What is required: For each line of the data below that holds "value", copy the line.

Figure dataset records:
------------------------------------------------

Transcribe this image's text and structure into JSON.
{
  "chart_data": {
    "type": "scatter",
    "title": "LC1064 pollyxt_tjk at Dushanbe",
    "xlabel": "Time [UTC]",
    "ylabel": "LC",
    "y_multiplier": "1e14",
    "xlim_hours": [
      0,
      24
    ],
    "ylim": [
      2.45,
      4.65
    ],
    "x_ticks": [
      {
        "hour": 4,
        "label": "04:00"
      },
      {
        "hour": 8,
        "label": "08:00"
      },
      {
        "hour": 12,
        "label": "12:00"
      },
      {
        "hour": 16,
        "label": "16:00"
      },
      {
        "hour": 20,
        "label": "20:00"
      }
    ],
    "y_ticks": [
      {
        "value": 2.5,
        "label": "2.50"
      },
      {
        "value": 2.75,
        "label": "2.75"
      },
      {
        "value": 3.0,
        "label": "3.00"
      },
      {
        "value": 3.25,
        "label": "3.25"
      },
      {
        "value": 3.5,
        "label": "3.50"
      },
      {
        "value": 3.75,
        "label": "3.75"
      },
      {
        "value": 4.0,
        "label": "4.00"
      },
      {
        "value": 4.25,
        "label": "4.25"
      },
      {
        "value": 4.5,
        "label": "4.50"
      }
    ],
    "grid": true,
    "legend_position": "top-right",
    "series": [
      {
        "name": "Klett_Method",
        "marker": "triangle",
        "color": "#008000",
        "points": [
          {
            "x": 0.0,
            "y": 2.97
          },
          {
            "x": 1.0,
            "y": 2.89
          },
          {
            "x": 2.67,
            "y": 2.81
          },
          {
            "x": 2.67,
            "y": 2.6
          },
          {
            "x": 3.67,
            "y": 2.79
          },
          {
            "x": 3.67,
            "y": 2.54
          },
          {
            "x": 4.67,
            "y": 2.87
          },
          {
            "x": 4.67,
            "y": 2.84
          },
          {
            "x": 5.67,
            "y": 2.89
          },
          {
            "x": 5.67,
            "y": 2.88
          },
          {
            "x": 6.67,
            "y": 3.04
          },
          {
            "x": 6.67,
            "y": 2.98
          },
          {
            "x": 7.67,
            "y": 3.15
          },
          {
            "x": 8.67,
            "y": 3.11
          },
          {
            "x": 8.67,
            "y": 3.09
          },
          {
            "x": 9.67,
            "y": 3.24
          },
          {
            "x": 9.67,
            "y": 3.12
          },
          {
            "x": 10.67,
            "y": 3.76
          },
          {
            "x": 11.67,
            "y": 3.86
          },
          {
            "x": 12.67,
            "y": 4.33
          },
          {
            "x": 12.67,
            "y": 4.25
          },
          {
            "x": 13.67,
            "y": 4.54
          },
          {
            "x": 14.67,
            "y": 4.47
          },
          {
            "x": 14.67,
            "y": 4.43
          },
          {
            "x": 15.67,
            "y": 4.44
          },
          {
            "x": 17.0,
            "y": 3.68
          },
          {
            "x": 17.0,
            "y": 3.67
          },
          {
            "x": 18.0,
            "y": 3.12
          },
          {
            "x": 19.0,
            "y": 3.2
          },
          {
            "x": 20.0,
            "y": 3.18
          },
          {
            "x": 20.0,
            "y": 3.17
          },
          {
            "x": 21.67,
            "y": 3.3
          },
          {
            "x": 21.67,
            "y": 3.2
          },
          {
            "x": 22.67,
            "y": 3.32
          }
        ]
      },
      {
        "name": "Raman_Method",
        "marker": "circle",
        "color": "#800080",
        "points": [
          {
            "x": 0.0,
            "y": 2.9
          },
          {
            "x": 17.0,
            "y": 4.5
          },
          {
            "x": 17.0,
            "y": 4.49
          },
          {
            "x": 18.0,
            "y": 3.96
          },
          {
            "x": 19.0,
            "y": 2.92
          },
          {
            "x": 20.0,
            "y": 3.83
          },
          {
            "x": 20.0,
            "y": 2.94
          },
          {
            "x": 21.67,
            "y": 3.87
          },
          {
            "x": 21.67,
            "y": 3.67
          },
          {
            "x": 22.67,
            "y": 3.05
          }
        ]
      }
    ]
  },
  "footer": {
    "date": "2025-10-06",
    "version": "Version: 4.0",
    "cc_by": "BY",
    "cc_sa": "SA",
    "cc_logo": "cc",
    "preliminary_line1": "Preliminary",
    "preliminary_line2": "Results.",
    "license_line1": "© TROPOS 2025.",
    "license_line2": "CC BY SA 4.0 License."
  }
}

------------------------------------------------

Solution for this problem:
        "value": 2.5,
        "value": 2.75,
        "value": 3.0,
        "value": 3.25,
        "value": 3.5,
        "value": 3.75,
        "value": 4.0,
        "value": 4.25,
        "value": 4.5,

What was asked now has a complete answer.